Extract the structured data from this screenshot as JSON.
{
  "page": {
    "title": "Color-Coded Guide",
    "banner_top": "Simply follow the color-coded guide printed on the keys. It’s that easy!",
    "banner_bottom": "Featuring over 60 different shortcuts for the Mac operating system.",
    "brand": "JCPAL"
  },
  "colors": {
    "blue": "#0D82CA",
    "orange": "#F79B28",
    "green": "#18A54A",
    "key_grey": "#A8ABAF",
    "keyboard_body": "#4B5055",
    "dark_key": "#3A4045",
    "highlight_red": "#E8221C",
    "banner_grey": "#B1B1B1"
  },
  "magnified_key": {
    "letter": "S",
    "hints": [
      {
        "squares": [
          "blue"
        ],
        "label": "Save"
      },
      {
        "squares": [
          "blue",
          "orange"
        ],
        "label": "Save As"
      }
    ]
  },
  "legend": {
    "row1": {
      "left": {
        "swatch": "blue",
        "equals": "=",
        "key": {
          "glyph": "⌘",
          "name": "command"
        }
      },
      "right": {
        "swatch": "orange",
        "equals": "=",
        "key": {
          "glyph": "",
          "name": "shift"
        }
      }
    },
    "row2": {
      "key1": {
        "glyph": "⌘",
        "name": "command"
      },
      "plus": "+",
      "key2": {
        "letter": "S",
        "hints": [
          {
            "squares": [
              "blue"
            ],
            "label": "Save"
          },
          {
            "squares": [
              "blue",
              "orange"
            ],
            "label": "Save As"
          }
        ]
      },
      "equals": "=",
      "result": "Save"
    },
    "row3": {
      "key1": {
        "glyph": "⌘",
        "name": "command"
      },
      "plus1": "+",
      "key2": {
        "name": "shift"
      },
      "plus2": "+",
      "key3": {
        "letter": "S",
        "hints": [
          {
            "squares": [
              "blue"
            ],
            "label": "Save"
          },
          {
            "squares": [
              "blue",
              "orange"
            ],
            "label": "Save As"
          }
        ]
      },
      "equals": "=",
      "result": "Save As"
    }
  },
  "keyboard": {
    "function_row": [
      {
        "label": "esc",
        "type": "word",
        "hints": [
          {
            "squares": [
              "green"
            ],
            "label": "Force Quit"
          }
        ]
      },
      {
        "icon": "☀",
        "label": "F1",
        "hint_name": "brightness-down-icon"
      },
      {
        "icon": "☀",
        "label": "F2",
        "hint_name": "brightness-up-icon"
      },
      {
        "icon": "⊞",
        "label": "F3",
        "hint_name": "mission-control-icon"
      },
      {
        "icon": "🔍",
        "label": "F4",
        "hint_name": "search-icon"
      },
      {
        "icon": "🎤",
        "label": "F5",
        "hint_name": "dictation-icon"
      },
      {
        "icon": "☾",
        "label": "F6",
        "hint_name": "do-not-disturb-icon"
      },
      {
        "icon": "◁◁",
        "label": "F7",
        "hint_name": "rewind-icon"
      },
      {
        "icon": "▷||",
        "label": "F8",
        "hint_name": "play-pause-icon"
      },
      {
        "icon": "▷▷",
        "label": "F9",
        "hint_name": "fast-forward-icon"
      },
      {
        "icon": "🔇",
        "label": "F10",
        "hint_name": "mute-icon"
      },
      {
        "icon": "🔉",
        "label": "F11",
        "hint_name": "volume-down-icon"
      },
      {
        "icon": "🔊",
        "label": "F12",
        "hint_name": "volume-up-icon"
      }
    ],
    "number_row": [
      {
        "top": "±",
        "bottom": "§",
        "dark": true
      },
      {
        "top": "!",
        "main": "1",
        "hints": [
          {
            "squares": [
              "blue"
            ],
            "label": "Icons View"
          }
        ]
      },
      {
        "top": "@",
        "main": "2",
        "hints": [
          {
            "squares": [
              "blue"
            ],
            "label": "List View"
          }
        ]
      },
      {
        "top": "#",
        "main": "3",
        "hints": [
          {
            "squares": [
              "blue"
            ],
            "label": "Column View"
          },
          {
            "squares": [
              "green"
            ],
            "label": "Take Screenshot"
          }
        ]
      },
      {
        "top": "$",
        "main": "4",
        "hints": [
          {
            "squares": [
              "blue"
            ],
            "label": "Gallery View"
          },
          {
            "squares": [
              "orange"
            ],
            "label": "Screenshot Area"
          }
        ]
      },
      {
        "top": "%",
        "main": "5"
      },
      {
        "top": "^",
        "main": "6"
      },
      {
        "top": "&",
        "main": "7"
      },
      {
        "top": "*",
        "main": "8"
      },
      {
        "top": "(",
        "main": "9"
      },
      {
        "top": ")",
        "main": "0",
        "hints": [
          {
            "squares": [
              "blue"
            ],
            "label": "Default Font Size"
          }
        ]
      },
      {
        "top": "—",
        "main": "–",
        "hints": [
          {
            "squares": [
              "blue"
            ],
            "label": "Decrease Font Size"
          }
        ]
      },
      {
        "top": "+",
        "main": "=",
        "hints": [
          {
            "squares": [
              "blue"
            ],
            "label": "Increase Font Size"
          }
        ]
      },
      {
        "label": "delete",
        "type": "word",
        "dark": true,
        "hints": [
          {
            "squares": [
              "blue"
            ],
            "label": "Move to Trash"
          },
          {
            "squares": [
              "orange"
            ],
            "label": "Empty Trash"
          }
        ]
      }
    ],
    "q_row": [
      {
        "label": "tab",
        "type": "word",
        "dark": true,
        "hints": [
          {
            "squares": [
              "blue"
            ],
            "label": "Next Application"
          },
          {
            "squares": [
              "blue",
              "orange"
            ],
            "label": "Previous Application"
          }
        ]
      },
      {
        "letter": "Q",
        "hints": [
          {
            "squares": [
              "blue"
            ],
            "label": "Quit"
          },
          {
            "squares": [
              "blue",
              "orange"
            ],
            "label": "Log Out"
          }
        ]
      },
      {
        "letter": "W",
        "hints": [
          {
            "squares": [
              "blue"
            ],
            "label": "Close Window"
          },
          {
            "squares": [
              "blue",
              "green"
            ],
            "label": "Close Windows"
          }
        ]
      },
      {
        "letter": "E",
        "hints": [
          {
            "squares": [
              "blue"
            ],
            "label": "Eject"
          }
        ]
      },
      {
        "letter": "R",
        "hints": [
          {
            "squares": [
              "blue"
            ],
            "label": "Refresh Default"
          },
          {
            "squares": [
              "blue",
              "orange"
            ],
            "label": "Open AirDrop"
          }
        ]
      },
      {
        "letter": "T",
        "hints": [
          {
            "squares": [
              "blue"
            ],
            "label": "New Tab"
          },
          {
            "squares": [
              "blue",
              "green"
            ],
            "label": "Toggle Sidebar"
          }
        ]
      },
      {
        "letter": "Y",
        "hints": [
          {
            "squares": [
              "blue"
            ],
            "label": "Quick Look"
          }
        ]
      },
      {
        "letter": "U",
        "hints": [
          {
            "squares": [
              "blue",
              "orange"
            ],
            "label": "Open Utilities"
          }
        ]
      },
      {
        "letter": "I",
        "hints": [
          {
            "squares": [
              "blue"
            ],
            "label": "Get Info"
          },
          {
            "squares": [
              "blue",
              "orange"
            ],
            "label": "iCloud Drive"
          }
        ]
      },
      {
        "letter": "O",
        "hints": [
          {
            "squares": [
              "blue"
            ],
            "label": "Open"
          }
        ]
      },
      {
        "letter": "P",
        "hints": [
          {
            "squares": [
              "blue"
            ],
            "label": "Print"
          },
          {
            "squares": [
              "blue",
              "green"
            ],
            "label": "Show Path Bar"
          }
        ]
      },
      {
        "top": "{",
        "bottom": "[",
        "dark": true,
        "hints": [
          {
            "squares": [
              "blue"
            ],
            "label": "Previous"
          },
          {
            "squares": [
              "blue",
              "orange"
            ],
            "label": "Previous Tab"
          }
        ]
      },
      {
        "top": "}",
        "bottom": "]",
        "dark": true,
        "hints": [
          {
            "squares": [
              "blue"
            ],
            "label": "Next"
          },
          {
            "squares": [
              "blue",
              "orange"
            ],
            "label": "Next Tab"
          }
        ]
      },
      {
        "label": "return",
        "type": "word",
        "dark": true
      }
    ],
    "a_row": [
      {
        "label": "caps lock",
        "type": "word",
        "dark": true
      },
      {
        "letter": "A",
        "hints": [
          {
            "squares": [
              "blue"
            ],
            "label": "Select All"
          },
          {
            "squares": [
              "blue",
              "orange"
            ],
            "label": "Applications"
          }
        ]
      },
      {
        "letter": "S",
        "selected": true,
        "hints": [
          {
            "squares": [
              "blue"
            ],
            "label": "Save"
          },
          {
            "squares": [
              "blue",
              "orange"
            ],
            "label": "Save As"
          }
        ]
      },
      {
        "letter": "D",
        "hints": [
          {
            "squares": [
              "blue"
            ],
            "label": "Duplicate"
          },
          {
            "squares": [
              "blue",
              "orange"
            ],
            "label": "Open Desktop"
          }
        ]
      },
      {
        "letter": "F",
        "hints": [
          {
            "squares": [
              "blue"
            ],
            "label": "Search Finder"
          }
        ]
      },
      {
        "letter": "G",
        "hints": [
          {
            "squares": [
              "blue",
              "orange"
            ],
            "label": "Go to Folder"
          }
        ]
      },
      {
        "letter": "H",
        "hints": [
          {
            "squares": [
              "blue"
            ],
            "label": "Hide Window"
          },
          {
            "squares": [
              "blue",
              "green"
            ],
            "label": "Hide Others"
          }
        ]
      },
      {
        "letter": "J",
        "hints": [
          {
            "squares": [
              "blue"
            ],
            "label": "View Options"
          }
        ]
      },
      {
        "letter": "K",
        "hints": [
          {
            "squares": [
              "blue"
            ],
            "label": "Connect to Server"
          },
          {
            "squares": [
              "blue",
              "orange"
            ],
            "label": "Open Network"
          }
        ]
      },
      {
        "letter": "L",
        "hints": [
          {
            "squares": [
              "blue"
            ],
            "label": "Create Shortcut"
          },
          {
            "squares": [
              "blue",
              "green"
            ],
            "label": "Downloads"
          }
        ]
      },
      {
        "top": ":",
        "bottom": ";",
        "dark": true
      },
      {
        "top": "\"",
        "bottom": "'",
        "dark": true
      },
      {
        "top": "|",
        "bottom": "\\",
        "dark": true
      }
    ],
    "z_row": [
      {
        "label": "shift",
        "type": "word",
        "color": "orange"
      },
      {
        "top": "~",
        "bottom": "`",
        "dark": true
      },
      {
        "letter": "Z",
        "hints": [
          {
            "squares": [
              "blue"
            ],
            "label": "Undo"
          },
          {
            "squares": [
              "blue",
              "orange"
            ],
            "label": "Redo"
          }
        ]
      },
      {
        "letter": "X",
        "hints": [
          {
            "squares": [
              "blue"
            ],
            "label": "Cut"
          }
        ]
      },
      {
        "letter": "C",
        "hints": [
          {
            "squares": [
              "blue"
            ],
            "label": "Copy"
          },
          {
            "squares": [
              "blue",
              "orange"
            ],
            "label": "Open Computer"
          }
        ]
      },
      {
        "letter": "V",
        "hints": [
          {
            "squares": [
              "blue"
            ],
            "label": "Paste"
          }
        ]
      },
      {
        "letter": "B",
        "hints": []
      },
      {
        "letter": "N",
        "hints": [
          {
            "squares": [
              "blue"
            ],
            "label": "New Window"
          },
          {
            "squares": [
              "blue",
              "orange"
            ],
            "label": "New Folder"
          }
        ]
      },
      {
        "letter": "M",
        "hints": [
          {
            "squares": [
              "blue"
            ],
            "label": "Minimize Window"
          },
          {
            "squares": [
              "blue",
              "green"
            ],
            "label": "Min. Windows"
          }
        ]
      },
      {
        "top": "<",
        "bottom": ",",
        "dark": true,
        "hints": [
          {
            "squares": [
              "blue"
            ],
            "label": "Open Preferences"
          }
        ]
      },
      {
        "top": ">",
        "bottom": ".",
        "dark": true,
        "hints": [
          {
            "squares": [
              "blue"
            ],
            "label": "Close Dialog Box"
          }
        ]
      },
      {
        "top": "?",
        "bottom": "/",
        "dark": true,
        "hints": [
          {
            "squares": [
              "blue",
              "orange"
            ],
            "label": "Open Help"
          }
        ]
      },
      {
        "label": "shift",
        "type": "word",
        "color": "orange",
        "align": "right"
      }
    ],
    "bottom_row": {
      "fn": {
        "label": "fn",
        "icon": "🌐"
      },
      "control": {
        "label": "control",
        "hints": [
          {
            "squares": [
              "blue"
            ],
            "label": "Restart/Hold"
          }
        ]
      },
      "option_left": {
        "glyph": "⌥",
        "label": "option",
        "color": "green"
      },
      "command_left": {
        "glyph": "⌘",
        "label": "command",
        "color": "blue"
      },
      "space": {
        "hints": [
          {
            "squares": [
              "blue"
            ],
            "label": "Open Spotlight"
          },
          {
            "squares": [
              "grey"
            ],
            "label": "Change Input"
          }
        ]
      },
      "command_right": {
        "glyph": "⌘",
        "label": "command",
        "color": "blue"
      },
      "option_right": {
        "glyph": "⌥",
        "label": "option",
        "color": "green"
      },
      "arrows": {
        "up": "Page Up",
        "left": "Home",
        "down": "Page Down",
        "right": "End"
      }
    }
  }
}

#### [INSTRUCTIONS TO FOLLOW]
Work out how many lines of the listing above include "brightness". Answer with the number and nothing more.

#### [COMPLETE RESPONSE]
2